- _Your goal_
Everything in the listing except the pictures should be written out exactly.

Extracted data entries:
···

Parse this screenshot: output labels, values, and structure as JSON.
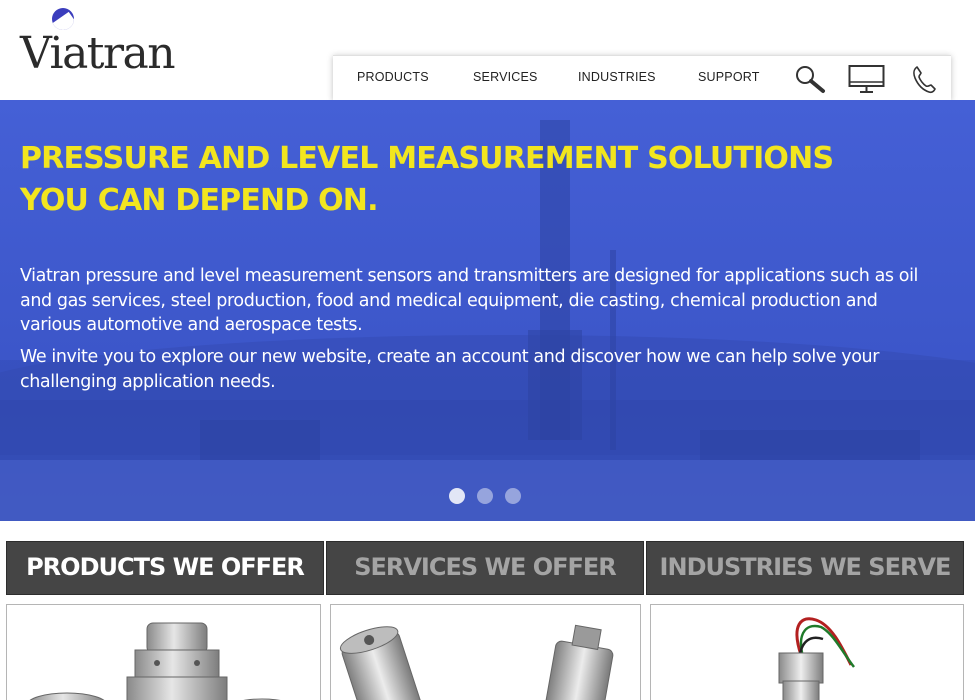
{
  "brand": {
    "logo_text": "Viatran",
    "accent": "#3b3dbd"
  },
  "nav": {
    "items": [
      {
        "label": "PRODUCTS"
      },
      {
        "label": "SERVICES"
      },
      {
        "label": "INDUSTRIES"
      },
      {
        "label": "SUPPORT"
      }
    ],
    "icons": [
      "search-icon",
      "monitor-icon",
      "phone-icon"
    ]
  },
  "hero": {
    "title_line1": "PRESSURE AND LEVEL MEASUREMENT SOLUTIONS",
    "title_line2": "YOU CAN DEPEND ON.",
    "para1_line1": "Viatran pressure and level measurement sensors and transmitters are designed for applications such as oil",
    "para1_line2": "and gas services, steel production, food and medical equipment, die casting, chemical production and",
    "para1_line3": "various automotive and aerospace tests.",
    "para2_line1": "We invite you to explore our new website, create an account and discover how we can help solve your",
    "para2_line2": "challenging application needs.",
    "title_color": "#f2e51f",
    "overlay_color": "#3d55c9",
    "slides": 3,
    "active_slide": 1
  },
  "tabs": [
    {
      "label": "PRODUCTS WE OFFER",
      "active": true
    },
    {
      "label": "SERVICES WE OFFER",
      "active": false
    },
    {
      "label": "INDUSTRIES WE SERVE",
      "active": false
    }
  ]
}
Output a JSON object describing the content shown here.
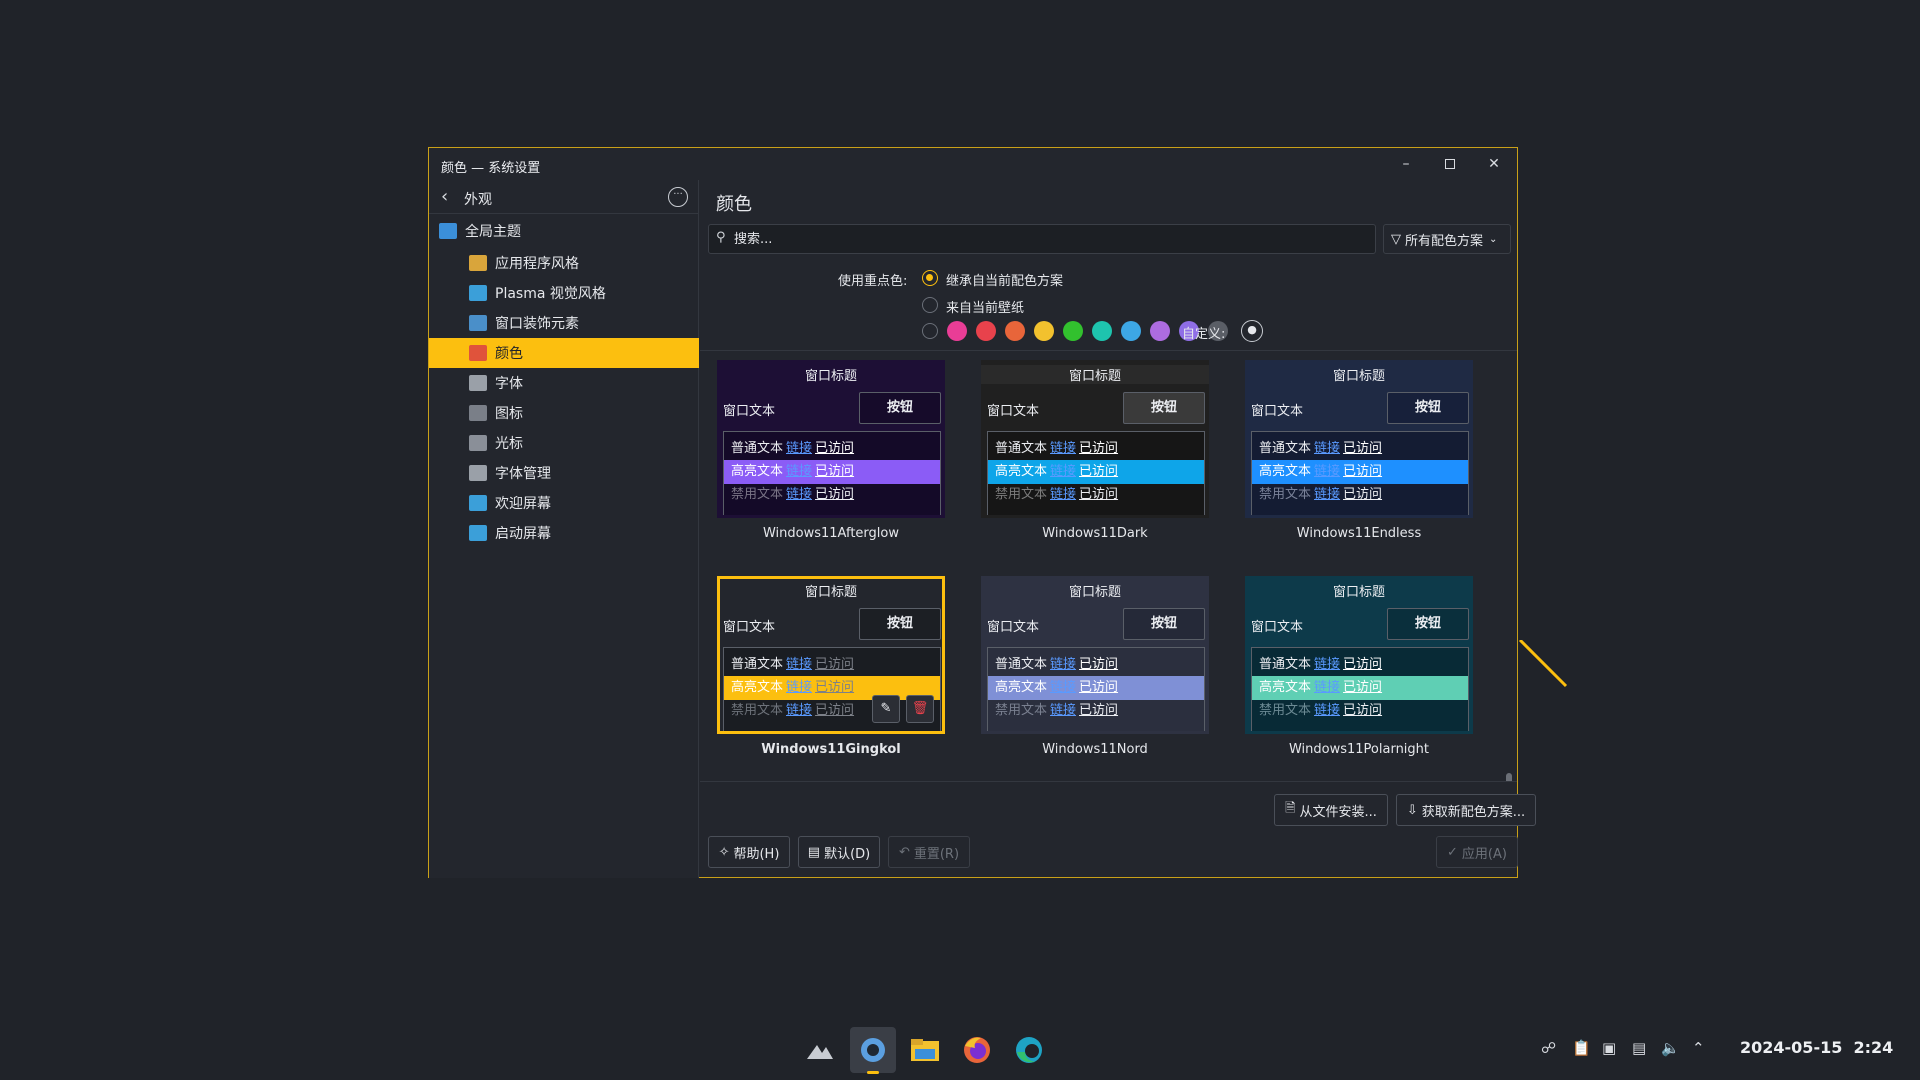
{
  "window": {
    "title": "颜色 — 系统设置",
    "minimize_icon": "minimize-icon",
    "maximize_icon": "maximize-icon",
    "close_icon": "close-icon"
  },
  "sidebar": {
    "back_label": "外观",
    "items": [
      {
        "label": "全局主题",
        "icon": "global-theme-icon",
        "color": "#3b8fd9",
        "active": false
      },
      {
        "label": "应用程序风格",
        "icon": "app-style-icon",
        "color": "#d9a53b",
        "active": false
      },
      {
        "label": "Plasma 视觉风格",
        "icon": "plasma-style-icon",
        "color": "#3b9fd9",
        "active": false
      },
      {
        "label": "窗口装饰元素",
        "icon": "window-decoration-icon",
        "color": "#4a8fc9",
        "active": false
      },
      {
        "label": "颜色",
        "icon": "colors-icon",
        "color": "#e0533b",
        "active": true
      },
      {
        "label": "字体",
        "icon": "fonts-icon",
        "color": "#9aa0a8",
        "active": false
      },
      {
        "label": "图标",
        "icon": "icons-icon",
        "color": "#7a7f88",
        "active": false
      },
      {
        "label": "光标",
        "icon": "cursor-icon",
        "color": "#8a8f98",
        "active": false
      },
      {
        "label": "字体管理",
        "icon": "font-management-icon",
        "color": "#9aa0a8",
        "active": false
      },
      {
        "label": "欢迎屏幕",
        "icon": "splash-screen-icon",
        "color": "#3b9fd9",
        "active": false
      },
      {
        "label": "启动屏幕",
        "icon": "boot-screen-icon",
        "color": "#3b9fd9",
        "active": false
      }
    ]
  },
  "main": {
    "title": "颜色",
    "search_placeholder": "搜索...",
    "filter_label": "所有配色方案",
    "accent_label": "使用重点色:",
    "accent_options": [
      "继承自当前配色方案",
      "来自当前壁纸"
    ],
    "accent_selected": 0,
    "swatches": [
      "#e93d96",
      "#e8424c",
      "#e8653a",
      "#f2c12e",
      "#32c12e",
      "#1ec4ae",
      "#3da7e5",
      "#ad6ce0",
      "#8f6ee6",
      "#5a5e66"
    ],
    "custom_label": "自定义:"
  },
  "preview_text": {
    "window_title": "窗口标题",
    "window_text": "窗口文本",
    "button": "按钮",
    "normal": "普通文本",
    "highlight": "高亮文本",
    "disabled": "禁用文本",
    "link": "链接",
    "visited": "已访问"
  },
  "schemes": [
    {
      "name": "Windows11Afterglow",
      "selected": false,
      "bg": "#1d0f35",
      "title_bg": "#1d0f35",
      "btn_bg": "#160b2a",
      "view_bg": "#140a28",
      "hl_bg": "#8b5cf6",
      "hl_fg": "#ffffff",
      "fg": "#eceef2",
      "link": "#5a9aff",
      "visited": "#ffffff",
      "dis": "#7a7486"
    },
    {
      "name": "Windows11Dark",
      "selected": false,
      "bg": "#202020",
      "title_bg": "#2a2a2a",
      "btn_bg": "#3a3a3a",
      "view_bg": "#161616",
      "hl_bg": "#0ea5e9",
      "hl_fg": "#ffffff",
      "fg": "#eceef2",
      "link": "#5a9aff",
      "visited": "#ffffff",
      "dis": "#7c7c7c"
    },
    {
      "name": "Windows11Endless",
      "selected": false,
      "bg": "#1f2a44",
      "title_bg": "#1f2a44",
      "btn_bg": "#17203a",
      "view_bg": "#141c33",
      "hl_bg": "#1e90ff",
      "hl_fg": "#ffffff",
      "fg": "#eceef2",
      "link": "#5a9aff",
      "visited": "#ffffff",
      "dis": "#7a8299"
    },
    {
      "name": "Windows11Gingkol",
      "selected": true,
      "bg": "#23262d",
      "title_bg": "#23262d",
      "btn_bg": "#1c1f24",
      "view_bg": "#1a1d22",
      "hl_bg": "#fcbf0f",
      "hl_fg": "#ffffff",
      "fg": "#eceef2",
      "link": "#5a9aff",
      "visited": "#7c8088",
      "dis": "#6d727a"
    },
    {
      "name": "Windows11Nord",
      "selected": false,
      "bg": "#2e3242",
      "title_bg": "#2e3242",
      "btn_bg": "#252938",
      "view_bg": "#2b2f3e",
      "hl_bg": "#7f90d6",
      "hl_fg": "#ffffff",
      "fg": "#eceef2",
      "link": "#5a9aff",
      "visited": "#ffffff",
      "dis": "#7a8090"
    },
    {
      "name": "Windows11Polarnight",
      "selected": false,
      "bg": "#0d3a4a",
      "title_bg": "#0d3a4a",
      "btn_bg": "#0a2f3c",
      "view_bg": "#082a36",
      "hl_bg": "#5fcfb4",
      "hl_fg": "#ffffff",
      "fg": "#eceef2",
      "link": "#5a9aff",
      "visited": "#ffffff",
      "dis": "#6c8a94"
    }
  ],
  "footer": {
    "install_from_file": "从文件安装...",
    "get_new": "获取新配色方案...",
    "help": "帮助(H)",
    "defaults": "默认(D)",
    "reset": "重置(R)",
    "apply": "应用(A)"
  },
  "taskbar": {
    "apps": [
      "kde-menu-icon",
      "system-settings-icon",
      "file-manager-icon",
      "firefox-icon",
      "edge-icon"
    ],
    "tray_icons": [
      "update-icon",
      "clipboard-icon",
      "display-icon",
      "network-icon",
      "volume-icon",
      "expand-tray-icon"
    ],
    "date": "2024-05-15",
    "time": "2:24"
  }
}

···

- _Task output_
Parse this screenshot: output labels, values, and structure as JSON.
{
  "brand": {
    "logo_text": "Viatran",
    "accent": "#3b3dbd"
  },
  "nav": {
    "items": [
      {
        "label": "PRODUCTS"
      },
      {
        "label": "SERVICES"
      },
      {
        "label": "INDUSTRIES"
      },
      {
        "label": "SUPPORT"
      }
    ],
    "icons": [
      "search-icon",
      "monitor-icon",
      "phone-icon"
    ]
  },
  "hero": {
    "title_line1": "PRESSURE AND LEVEL MEASUREMENT SOLUTIONS",
    "title_line2": "YOU CAN DEPEND ON.",
    "para1_line1": "Viatran pressure and level measurement sensors and transmitters are designed for applications such as oil",
    "para1_line2": "and gas services, steel production, food and medical equipment, die casting, chemical production and",
    "para1_line3": "various automotive and aerospace tests.",
    "para2_line1": "We invite you to explore our new website, create an account and discover how we can help solve your",
    "para2_line2": "challenging application needs.",
    "title_color": "#f2e51f",
    "overlay_color": "#3d55c9",
    "slides": 3,
    "active_slide": 1
  },
  "tabs": [
    {
      "label": "PRODUCTS WE OFFER",
      "active": true
    },
    {
      "label": "SERVICES WE OFFER",
      "active": false
    },
    {
      "label": "INDUSTRIES WE SERVE",
      "active": false
    }
  ]
}
Output a JSON object describing the content shown here.
{
  "window": {
    "title": "颜色 — 系统设置",
    "minimize_icon": "minimize-icon",
    "maximize_icon": "maximize-icon",
    "close_icon": "close-icon"
  },
  "sidebar": {
    "back_label": "外观",
    "items": [
      {
        "label": "全局主题",
        "icon": "global-theme-icon",
        "color": "#3b8fd9",
        "active": false
      },
      {
        "label": "应用程序风格",
        "icon": "app-style-icon",
        "color": "#d9a53b",
        "active": false
      },
      {
        "label": "Plasma 视觉风格",
        "icon": "plasma-style-icon",
        "color": "#3b9fd9",
        "active": false
      },
      {
        "label": "窗口装饰元素",
        "icon": "window-decoration-icon",
        "color": "#4a8fc9",
        "active": false
      },
      {
        "label": "颜色",
        "icon": "colors-icon",
        "color": "#e0533b",
        "active": true
      },
      {
        "label": "字体",
        "icon": "fonts-icon",
        "color": "#9aa0a8",
        "active": false
      },
      {
        "label": "图标",
        "icon": "icons-icon",
        "color": "#7a7f88",
        "active": false
      },
      {
        "label": "光标",
        "icon": "cursor-icon",
        "color": "#8a8f98",
        "active": false
      },
      {
        "label": "字体管理",
        "icon": "font-management-icon",
        "color": "#9aa0a8",
        "active": false
      },
      {
        "label": "欢迎屏幕",
        "icon": "splash-screen-icon",
        "color": "#3b9fd9",
        "active": false
      },
      {
        "label": "启动屏幕",
        "icon": "boot-screen-icon",
        "color": "#3b9fd9",
        "active": false
      }
    ]
  },
  "main": {
    "title": "颜色",
    "search_placeholder": "搜索...",
    "filter_label": "所有配色方案",
    "accent_label": "使用重点色:",
    "accent_options": [
      "继承自当前配色方案",
      "来自当前壁纸"
    ],
    "accent_selected": 0,
    "swatches": [
      "#e93d96",
      "#e8424c",
      "#e8653a",
      "#f2c12e",
      "#32c12e",
      "#1ec4ae",
      "#3da7e5",
      "#ad6ce0",
      "#8f6ee6",
      "#5a5e66"
    ],
    "custom_label": "自定义:"
  },
  "preview_text": {
    "window_title": "窗口标题",
    "window_text": "窗口文本",
    "button": "按钮",
    "normal": "普通文本",
    "highlight": "高亮文本",
    "disabled": "禁用文本",
    "link": "链接",
    "visited": "已访问"
  },
  "schemes": [
    {
      "name": "Windows11Afterglow",
      "selected": false,
      "bg": "#1d0f35",
      "title_bg": "#1d0f35",
      "btn_bg": "#160b2a",
      "view_bg": "#140a28",
      "hl_bg": "#8b5cf6",
      "hl_fg": "#ffffff",
      "fg": "#eceef2",
      "link": "#5a9aff",
      "visited": "#ffffff",
      "dis": "#7a7486"
    },
    {
      "name": "Windows11Dark",
      "selected": false,
      "bg": "#202020",
      "title_bg": "#2a2a2a",
      "btn_bg": "#3a3a3a",
      "view_bg": "#161616",
      "hl_bg": "#0ea5e9",
      "hl_fg": "#ffffff",
      "fg": "#eceef2",
      "link": "#5a9aff",
      "visited": "#ffffff",
      "dis": "#7c7c7c"
    },
    {
      "name": "Windows11Endless",
      "selected": false,
      "bg": "#1f2a44",
      "title_bg": "#1f2a44",
      "btn_bg": "#17203a",
      "view_bg": "#141c33",
      "hl_bg": "#1e90ff",
      "hl_fg": "#ffffff",
      "fg": "#eceef2",
      "link": "#5a9aff",
      "visited": "#ffffff",
      "dis": "#7a8299"
    },
    {
      "name": "Windows11Gingkol",
      "selected": true,
      "bg": "#23262d",
      "title_bg": "#23262d",
      "btn_bg": "#1c1f24",
      "view_bg": "#1a1d22",
      "hl_bg": "#fcbf0f",
      "hl_fg": "#ffffff",
      "fg": "#eceef2",
      "link": "#5a9aff",
      "visited": "#7c8088",
      "dis": "#6d727a"
    },
    {
      "name": "Windows11Nord",
      "selected": false,
      "bg": "#2e3242",
      "title_bg": "#2e3242",
      "btn_bg": "#252938",
      "view_bg": "#2b2f3e",
      "hl_bg": "#7f90d6",
      "hl_fg": "#ffffff",
      "fg": "#eceef2",
      "link": "#5a9aff",
      "visited": "#ffffff",
      "dis": "#7a8090"
    },
    {
      "name": "Windows11Polarnight",
      "selected": false,
      "bg": "#0d3a4a",
      "title_bg": "#0d3a4a",
      "btn_bg": "#0a2f3c",
      "view_bg": "#082a36",
      "hl_bg": "#5fcfb4",
      "hl_fg": "#ffffff",
      "fg": "#eceef2",
      "link": "#5a9aff",
      "visited": "#ffffff",
      "dis": "#6c8a94"
    }
  ],
  "footer": {
    "install_from_file": "从文件安装...",
    "get_new": "获取新配色方案...",
    "help": "帮助(H)",
    "defaults": "默认(D)",
    "reset": "重置(R)",
    "apply": "应用(A)"
  },
  "taskbar": {
    "apps": [
      "kde-menu-icon",
      "system-settings-icon",
      "file-manager-icon",
      "firefox-icon",
      "edge-icon"
    ],
    "tray_icons": [
      "update-icon",
      "clipboard-icon",
      "display-icon",
      "network-icon",
      "volume-icon",
      "expand-tray-icon"
    ],
    "date": "2024-05-15",
    "time": "2:24"
  }
}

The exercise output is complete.